(Stored data)
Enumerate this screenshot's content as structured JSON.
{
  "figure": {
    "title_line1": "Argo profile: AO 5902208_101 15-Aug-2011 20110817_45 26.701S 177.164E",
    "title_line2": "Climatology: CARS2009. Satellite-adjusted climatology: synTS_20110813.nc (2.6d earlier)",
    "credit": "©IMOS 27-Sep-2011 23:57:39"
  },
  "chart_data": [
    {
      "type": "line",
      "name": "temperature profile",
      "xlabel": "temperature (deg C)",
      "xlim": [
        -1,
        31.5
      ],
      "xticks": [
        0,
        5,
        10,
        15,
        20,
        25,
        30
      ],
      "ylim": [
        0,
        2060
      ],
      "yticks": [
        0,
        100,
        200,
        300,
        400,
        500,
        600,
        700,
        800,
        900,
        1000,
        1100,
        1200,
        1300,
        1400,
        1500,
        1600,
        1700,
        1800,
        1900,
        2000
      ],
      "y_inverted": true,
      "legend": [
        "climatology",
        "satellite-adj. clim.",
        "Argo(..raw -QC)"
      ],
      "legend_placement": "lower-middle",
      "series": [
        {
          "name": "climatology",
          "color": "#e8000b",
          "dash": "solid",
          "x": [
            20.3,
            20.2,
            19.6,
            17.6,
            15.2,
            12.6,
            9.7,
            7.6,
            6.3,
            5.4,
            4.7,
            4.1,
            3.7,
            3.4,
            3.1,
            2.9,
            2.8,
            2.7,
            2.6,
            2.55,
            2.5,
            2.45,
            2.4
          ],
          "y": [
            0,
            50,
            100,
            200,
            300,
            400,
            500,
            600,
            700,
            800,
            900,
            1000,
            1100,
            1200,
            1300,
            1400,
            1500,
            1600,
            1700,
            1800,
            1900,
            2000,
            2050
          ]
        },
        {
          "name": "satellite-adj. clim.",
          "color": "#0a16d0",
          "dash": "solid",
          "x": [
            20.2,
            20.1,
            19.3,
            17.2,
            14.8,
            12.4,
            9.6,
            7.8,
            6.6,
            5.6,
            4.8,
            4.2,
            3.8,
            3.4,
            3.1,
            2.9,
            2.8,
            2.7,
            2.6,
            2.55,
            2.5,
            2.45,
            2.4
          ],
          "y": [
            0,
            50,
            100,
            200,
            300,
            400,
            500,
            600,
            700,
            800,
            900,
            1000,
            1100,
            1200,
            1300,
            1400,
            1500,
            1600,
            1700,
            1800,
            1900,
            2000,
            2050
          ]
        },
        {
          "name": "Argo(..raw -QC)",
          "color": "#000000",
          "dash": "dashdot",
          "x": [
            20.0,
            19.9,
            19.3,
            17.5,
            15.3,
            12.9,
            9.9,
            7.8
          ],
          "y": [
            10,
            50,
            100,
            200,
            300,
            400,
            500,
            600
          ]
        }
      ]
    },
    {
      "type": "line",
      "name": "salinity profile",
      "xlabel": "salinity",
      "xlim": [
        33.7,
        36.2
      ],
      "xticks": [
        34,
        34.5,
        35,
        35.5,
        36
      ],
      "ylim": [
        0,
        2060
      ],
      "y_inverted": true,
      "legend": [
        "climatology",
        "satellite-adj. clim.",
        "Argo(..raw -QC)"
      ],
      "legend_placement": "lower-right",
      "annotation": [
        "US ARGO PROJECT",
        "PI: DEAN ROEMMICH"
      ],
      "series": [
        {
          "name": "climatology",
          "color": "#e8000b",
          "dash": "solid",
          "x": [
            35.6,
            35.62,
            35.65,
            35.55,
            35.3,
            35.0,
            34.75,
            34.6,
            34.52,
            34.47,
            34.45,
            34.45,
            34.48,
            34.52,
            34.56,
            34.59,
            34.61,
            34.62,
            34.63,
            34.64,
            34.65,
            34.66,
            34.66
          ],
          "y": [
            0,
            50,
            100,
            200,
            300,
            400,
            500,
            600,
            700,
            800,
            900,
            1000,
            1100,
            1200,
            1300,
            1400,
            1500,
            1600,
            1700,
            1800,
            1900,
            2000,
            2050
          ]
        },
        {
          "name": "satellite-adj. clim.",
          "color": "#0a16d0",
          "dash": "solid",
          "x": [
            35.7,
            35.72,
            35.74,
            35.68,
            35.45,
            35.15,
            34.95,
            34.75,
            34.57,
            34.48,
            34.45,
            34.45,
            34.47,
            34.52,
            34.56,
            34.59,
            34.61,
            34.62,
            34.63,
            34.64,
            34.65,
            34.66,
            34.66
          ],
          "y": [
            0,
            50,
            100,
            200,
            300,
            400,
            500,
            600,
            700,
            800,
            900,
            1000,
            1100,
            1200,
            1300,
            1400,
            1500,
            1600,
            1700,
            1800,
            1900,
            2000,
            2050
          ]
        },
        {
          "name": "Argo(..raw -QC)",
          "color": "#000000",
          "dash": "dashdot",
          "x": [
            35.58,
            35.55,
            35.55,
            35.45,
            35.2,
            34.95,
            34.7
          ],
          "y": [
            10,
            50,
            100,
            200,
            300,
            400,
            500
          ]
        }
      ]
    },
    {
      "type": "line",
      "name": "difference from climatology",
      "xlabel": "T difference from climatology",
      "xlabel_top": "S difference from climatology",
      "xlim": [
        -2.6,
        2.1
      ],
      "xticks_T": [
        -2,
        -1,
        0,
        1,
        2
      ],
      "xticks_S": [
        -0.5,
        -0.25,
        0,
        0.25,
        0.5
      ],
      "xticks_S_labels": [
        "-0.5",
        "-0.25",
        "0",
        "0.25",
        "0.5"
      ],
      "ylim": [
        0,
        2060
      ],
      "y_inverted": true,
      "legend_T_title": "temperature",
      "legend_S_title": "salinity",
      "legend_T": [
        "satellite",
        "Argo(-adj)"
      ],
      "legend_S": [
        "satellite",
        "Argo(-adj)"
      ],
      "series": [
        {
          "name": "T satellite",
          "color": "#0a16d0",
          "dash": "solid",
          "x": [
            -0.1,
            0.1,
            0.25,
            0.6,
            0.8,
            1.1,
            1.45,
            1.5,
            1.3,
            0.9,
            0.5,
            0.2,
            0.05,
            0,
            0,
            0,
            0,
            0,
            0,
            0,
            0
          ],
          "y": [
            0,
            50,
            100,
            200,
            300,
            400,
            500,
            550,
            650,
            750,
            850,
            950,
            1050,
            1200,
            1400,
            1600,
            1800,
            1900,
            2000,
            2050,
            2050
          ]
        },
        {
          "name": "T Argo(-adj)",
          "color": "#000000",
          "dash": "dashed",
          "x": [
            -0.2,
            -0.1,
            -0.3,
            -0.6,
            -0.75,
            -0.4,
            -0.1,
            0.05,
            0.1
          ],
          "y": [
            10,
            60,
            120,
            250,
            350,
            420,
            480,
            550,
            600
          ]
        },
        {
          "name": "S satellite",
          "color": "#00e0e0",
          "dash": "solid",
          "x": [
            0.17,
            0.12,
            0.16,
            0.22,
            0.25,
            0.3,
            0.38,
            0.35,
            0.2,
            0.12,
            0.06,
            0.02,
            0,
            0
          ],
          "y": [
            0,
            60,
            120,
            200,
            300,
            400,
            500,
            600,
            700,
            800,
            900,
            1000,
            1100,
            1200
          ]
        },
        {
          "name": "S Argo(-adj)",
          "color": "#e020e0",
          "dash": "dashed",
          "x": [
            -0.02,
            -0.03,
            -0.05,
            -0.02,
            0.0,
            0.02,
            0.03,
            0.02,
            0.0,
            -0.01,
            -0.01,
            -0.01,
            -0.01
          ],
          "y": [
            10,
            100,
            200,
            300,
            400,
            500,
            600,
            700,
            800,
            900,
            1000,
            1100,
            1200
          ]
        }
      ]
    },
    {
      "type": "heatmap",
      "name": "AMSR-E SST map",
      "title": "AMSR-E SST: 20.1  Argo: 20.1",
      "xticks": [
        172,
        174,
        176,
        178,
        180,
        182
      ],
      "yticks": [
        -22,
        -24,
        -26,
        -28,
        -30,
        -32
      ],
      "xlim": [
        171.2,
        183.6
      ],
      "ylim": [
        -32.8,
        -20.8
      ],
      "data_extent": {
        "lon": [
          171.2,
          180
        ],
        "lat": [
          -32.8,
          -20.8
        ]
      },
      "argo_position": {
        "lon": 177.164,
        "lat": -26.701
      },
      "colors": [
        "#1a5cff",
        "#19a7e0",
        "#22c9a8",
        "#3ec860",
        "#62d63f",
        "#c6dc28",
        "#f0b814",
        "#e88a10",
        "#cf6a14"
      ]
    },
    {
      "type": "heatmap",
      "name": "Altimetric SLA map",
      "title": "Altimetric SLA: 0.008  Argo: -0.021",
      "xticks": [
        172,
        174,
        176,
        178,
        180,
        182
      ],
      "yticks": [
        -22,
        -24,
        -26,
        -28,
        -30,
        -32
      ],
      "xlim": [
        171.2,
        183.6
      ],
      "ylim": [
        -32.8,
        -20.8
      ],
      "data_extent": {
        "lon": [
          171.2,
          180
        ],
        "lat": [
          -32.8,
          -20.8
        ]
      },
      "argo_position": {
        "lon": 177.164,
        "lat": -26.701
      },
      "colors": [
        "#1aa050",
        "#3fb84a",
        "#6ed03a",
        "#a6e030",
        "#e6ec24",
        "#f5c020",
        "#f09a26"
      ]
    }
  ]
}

» Your instructions: State the count of lines with the word "temperature" in them, and write nothing else.

» Correct result: 3